#### Work to do
Copy out all the lines where "text" shows up.

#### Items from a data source

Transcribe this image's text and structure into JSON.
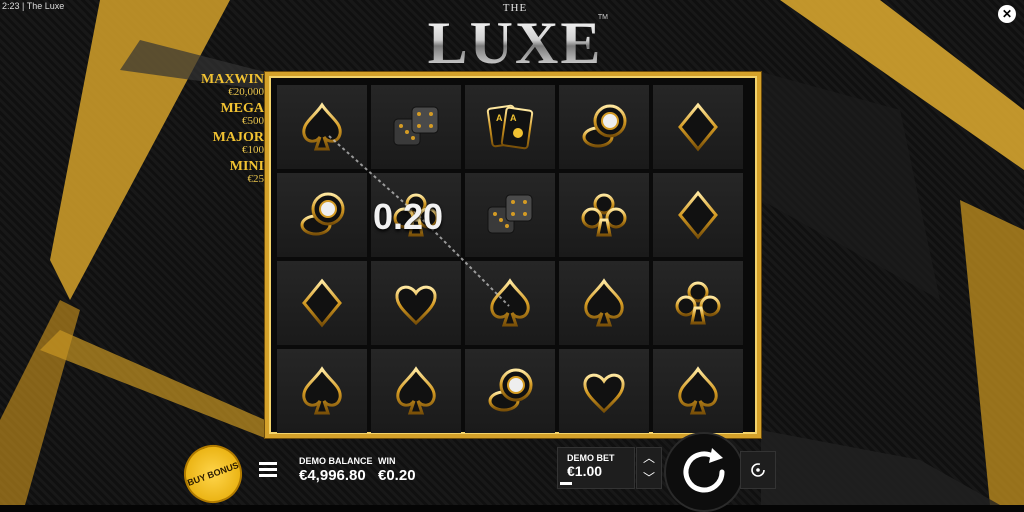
{
  "window": {
    "time": "2:23",
    "title": "The Luxe"
  },
  "logo": {
    "the": "THE",
    "name": "LUXE",
    "tm": "TM"
  },
  "jackpots": [
    {
      "name": "MAXWIN",
      "value": "€20,000"
    },
    {
      "name": "MEGA",
      "value": "€500"
    },
    {
      "name": "MAJOR",
      "value": "€100"
    },
    {
      "name": "MINI",
      "value": "€25"
    }
  ],
  "reels": [
    [
      "spade-icon",
      "dice-icon",
      "aces-cards-icon",
      "chips-icon",
      "diamond-icon"
    ],
    [
      "chips-icon",
      "club-icon",
      "dice-icon",
      "club-icon",
      "diamond-icon"
    ],
    [
      "diamond-icon",
      "heart-icon",
      "spade-icon",
      "spade-icon",
      "club-icon"
    ],
    [
      "spade-icon",
      "spade-icon",
      "chips-icon",
      "heart-icon",
      "spade-icon"
    ]
  ],
  "win_overlay": "0.20",
  "controls": {
    "buy_bonus": "BUY BONUS",
    "balance_label": "DEMO BALANCE",
    "balance": "€4,996.80",
    "win_label": "WIN",
    "win": "€0.20",
    "bet_label": "DEMO BET",
    "bet": "€1.00"
  },
  "colors": {
    "gold": "#d4a12a",
    "bg": "#050505"
  }
}
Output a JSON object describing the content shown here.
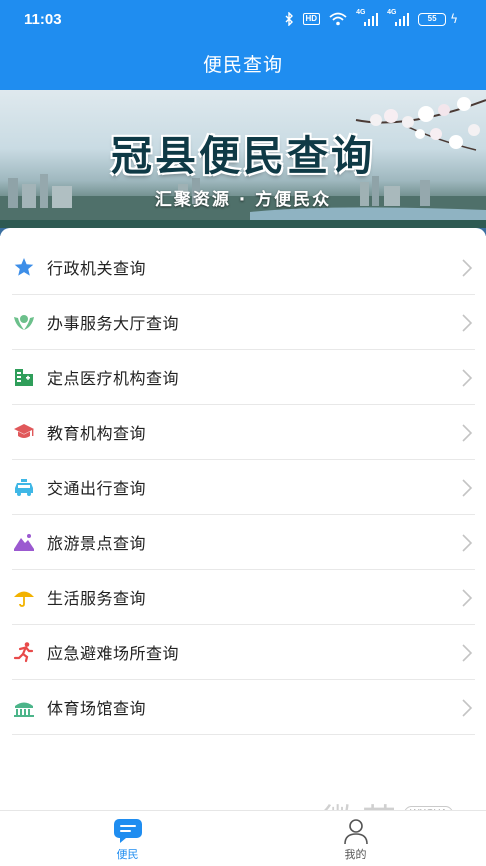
{
  "status_bar": {
    "time": "11:03",
    "hd_label": "HD",
    "net1": "4G",
    "net2": "4G",
    "battery": "55"
  },
  "header": {
    "title": "便民查询"
  },
  "banner": {
    "title": "冠县便民查询",
    "subtitle": "汇聚资源 · 方便民众"
  },
  "menu": [
    {
      "label": "行政机关查询",
      "icon": "star-icon",
      "color": "#3d8ee8"
    },
    {
      "label": "办事服务大厅查询",
      "icon": "service-hall-icon",
      "color": "#6cc08b"
    },
    {
      "label": "定点医疗机构查询",
      "icon": "hospital-icon",
      "color": "#2f9e5a"
    },
    {
      "label": "教育机构查询",
      "icon": "graduation-cap-icon",
      "color": "#e0585a"
    },
    {
      "label": "交通出行查询",
      "icon": "taxi-icon",
      "color": "#3fb7e6"
    },
    {
      "label": "旅游景点查询",
      "icon": "mountain-icon",
      "color": "#9b59d0"
    },
    {
      "label": "生活服务查询",
      "icon": "umbrella-icon",
      "color": "#f2b200"
    },
    {
      "label": "应急避难场所查询",
      "icon": "running-man-icon",
      "color": "#e84a4a"
    },
    {
      "label": "体育场馆查询",
      "icon": "stadium-icon",
      "color": "#4cb58a"
    }
  ],
  "bottom_nav": {
    "tab_home": "便民",
    "tab_mine": "我的",
    "active_color": "#1f8df0"
  },
  "watermark": {
    "text": "微茶",
    "badge": "WXCHA"
  }
}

#### Completed exercise
Transcribe this image's text and structure into JSON.
    "text": "微茶",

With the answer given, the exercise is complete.